### Given exercise
All of the material should be reproduced exactly, with pictures left out.

-------

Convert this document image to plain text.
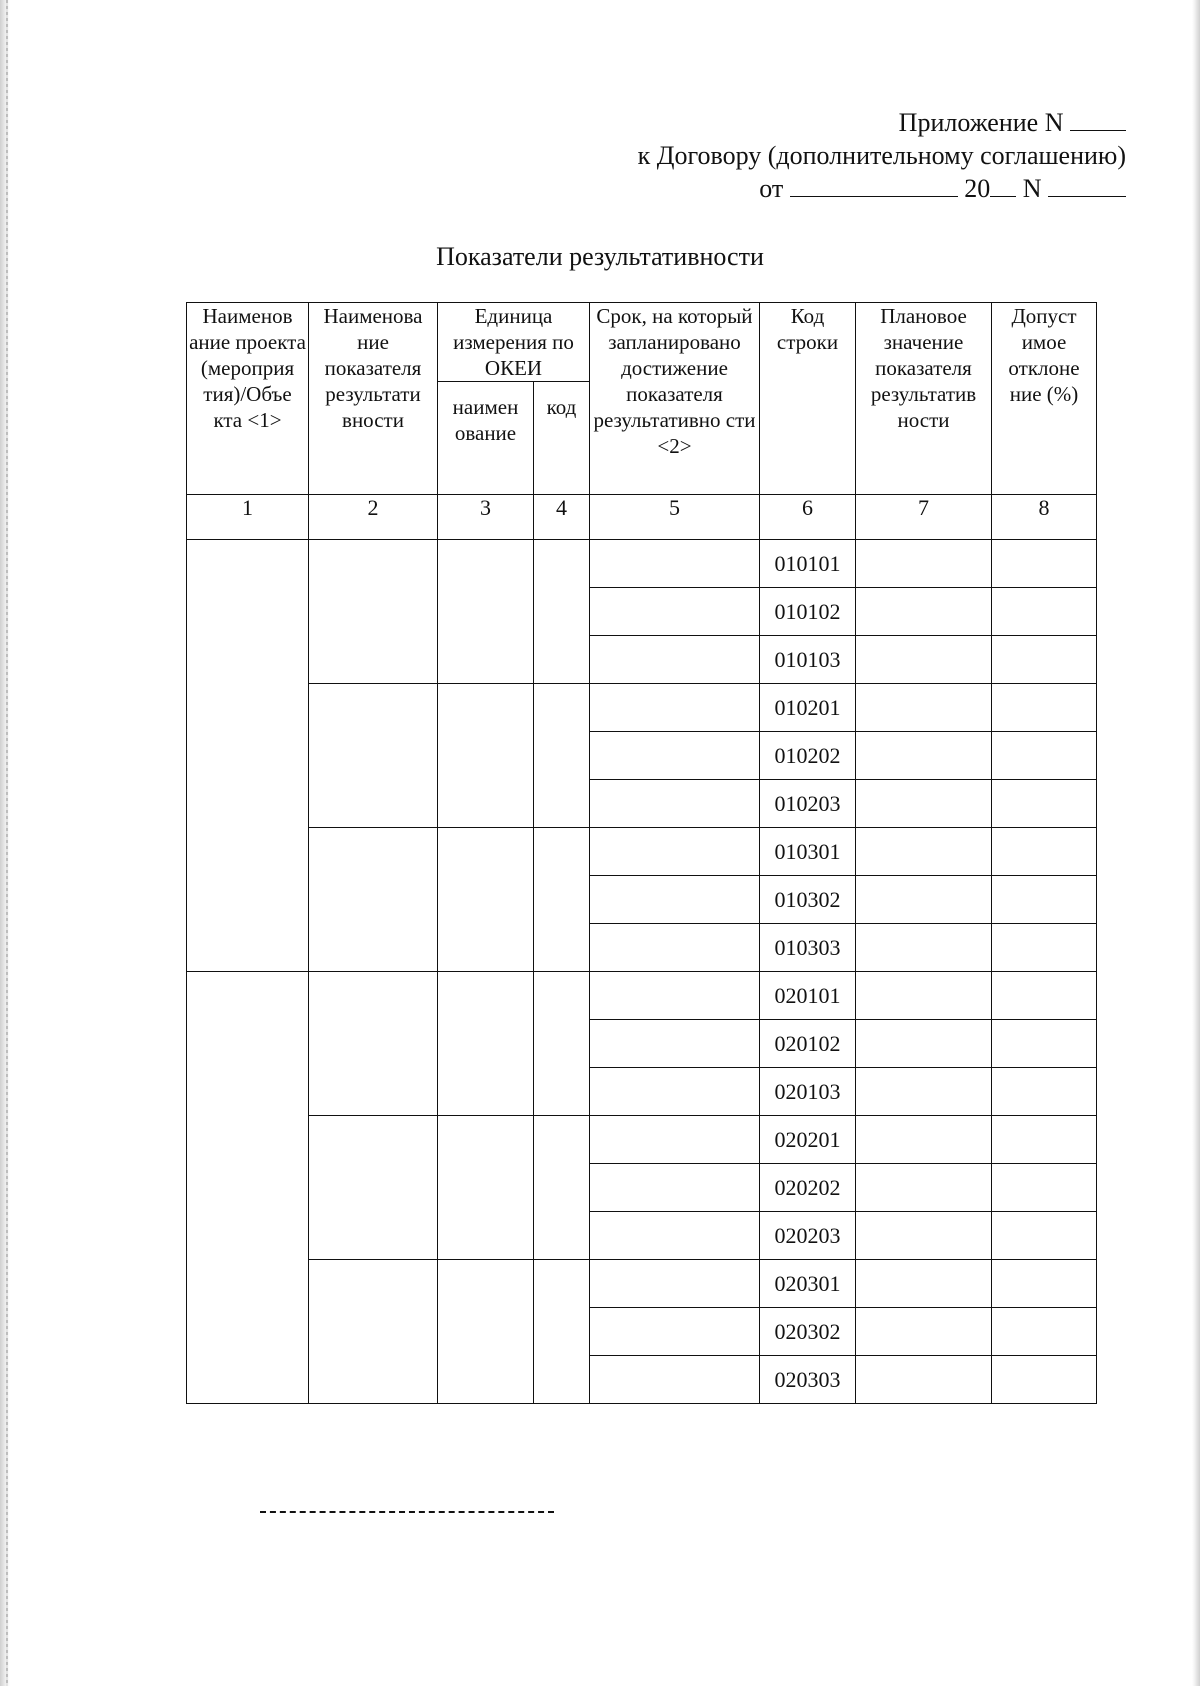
Приложение N
к Договору (дополнительному соглашению)
от	20 N
Показатели результативности
Наименов ание проекта (мероприя тия)/Объе кта <1>	Наименова ние показателя результати вности	Единица измерения по ОКЕИ		Срок, на который запланировано достижение показателя результативно сти <2>	Код строки	Плановое значение показателя результатив ности	Допуст имое отклоне ние (%)
		наимен ование	код				
1	2	3	4	5	6	7	8
					010101		
					010102		
					010103		
					010201		
					010202		
					010203		
					010301		
					010302		
					010303		
					020101		
					020102		
					020103		
					020201		
					020202		
					020203		
					020301		
					020302		
					020303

-------

### Expected answer
Convert this document image to plain text.
Приложение N
к Договору (дополнительному соглашению)
от	20 N
Показатели результативности
Наименов ание проекта (мероприя тия)/Объе кта <1>	Наименова ние показателя результати вности	Единица измерения по ОКЕИ		Срок, на который запланировано достижение показателя результативно сти <2>	Код строки	Плановое значение показателя результатив ности	Допуст имое отклоне ние (%)
		наимен ование	код				
1	2	3	4	5	6	7	8
					010101		
					010102		
					010103		
					010201		
					010202		
					010203		
					010301		
					010302		
					010303		
					020101		
					020102		
					020103		
					020201		
					020202		
					020203		
					020301		
					020302		
					020303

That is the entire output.